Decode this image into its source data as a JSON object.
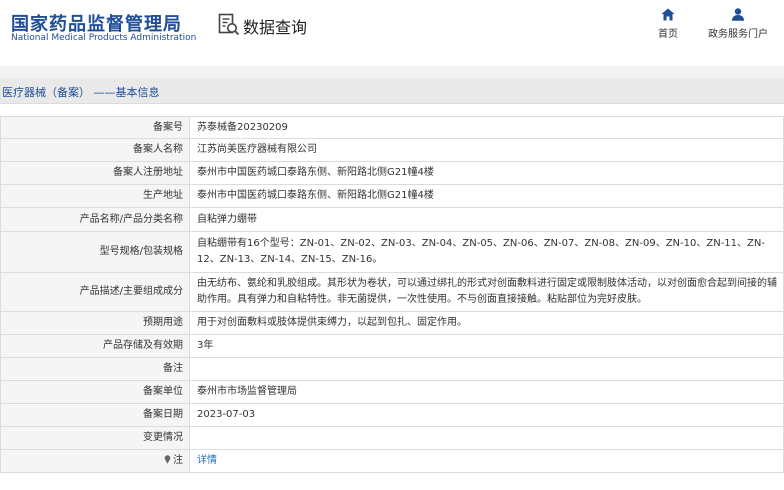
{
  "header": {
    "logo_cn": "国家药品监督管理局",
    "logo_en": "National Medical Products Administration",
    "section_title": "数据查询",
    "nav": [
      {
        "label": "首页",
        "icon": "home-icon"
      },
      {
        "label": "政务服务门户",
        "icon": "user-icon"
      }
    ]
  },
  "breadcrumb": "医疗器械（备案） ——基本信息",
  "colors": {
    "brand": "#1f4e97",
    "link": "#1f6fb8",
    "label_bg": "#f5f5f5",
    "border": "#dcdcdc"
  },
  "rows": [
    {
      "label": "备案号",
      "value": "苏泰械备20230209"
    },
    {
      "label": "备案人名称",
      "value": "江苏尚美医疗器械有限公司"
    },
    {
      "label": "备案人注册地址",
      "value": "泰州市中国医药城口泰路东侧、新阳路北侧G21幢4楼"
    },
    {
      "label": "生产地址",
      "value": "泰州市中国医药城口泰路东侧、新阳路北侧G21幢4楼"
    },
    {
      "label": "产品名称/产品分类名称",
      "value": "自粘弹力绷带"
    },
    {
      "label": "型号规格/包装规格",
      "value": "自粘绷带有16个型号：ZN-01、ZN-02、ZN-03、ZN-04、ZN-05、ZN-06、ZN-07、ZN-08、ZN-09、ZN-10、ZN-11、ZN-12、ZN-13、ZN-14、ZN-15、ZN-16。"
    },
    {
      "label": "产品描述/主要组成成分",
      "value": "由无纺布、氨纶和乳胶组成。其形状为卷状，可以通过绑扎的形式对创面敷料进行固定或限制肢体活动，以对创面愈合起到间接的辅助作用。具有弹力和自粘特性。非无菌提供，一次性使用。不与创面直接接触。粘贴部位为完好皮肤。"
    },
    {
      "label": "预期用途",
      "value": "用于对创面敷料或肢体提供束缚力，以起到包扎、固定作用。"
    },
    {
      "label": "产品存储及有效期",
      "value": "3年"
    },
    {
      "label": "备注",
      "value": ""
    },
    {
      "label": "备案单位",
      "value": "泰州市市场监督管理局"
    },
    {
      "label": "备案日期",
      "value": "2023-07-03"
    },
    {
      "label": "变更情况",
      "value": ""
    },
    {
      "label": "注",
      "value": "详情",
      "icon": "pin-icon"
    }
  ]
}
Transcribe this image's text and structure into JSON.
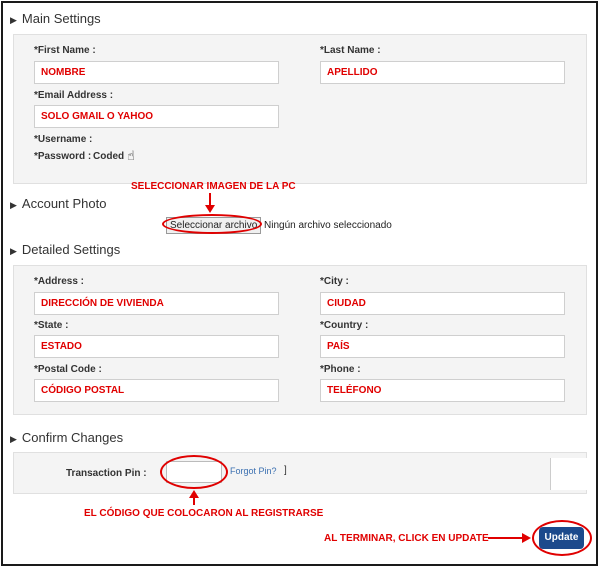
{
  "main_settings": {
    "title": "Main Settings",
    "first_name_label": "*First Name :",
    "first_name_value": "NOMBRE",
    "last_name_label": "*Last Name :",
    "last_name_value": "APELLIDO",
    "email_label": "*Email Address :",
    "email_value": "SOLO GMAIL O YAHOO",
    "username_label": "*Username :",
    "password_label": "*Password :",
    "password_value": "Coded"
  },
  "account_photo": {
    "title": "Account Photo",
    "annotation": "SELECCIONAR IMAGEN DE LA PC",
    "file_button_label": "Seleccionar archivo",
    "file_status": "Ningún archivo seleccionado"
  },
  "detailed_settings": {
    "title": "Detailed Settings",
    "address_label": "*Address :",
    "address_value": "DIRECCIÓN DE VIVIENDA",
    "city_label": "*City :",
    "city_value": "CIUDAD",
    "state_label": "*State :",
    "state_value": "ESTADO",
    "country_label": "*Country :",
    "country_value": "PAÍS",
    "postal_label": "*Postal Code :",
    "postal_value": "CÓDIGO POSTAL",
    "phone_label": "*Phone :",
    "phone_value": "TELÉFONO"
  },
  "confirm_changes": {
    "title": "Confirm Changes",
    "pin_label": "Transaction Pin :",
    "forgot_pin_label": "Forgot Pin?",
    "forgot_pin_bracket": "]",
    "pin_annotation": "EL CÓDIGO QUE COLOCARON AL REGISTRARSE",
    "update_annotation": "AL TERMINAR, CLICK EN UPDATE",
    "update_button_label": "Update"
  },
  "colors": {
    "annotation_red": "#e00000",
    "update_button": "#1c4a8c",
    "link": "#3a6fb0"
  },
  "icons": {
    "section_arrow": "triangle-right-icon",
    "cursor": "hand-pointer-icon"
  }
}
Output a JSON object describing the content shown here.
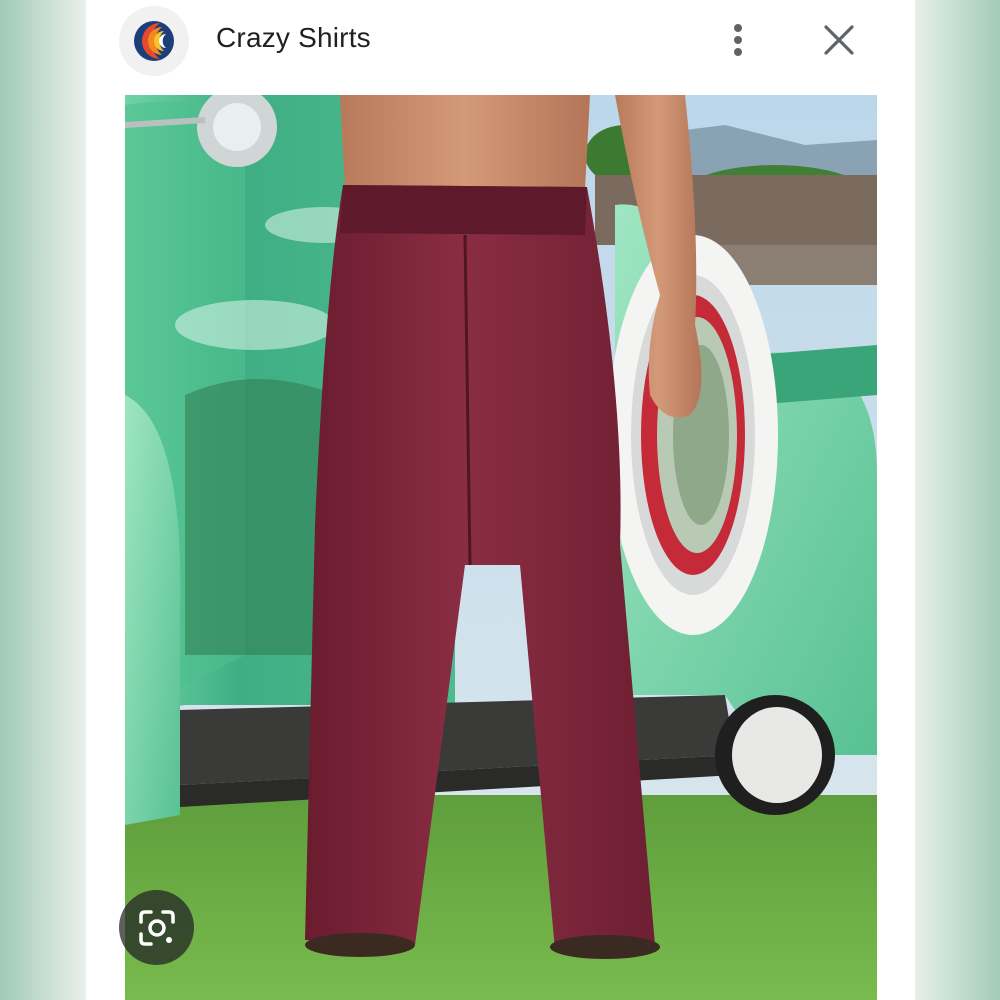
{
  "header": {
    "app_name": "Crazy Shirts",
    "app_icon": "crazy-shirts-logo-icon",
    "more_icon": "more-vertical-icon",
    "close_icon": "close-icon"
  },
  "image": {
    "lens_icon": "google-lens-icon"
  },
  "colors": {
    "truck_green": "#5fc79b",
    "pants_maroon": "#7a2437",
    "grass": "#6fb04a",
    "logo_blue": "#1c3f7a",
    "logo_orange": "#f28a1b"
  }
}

Task to complete
Copy out every line that includes the word "JSON".

Solution
Decode this image into its source data as a JSON object.
Transcribe this image's text and structure into JSON.
Output a JSON object describing the content shown here.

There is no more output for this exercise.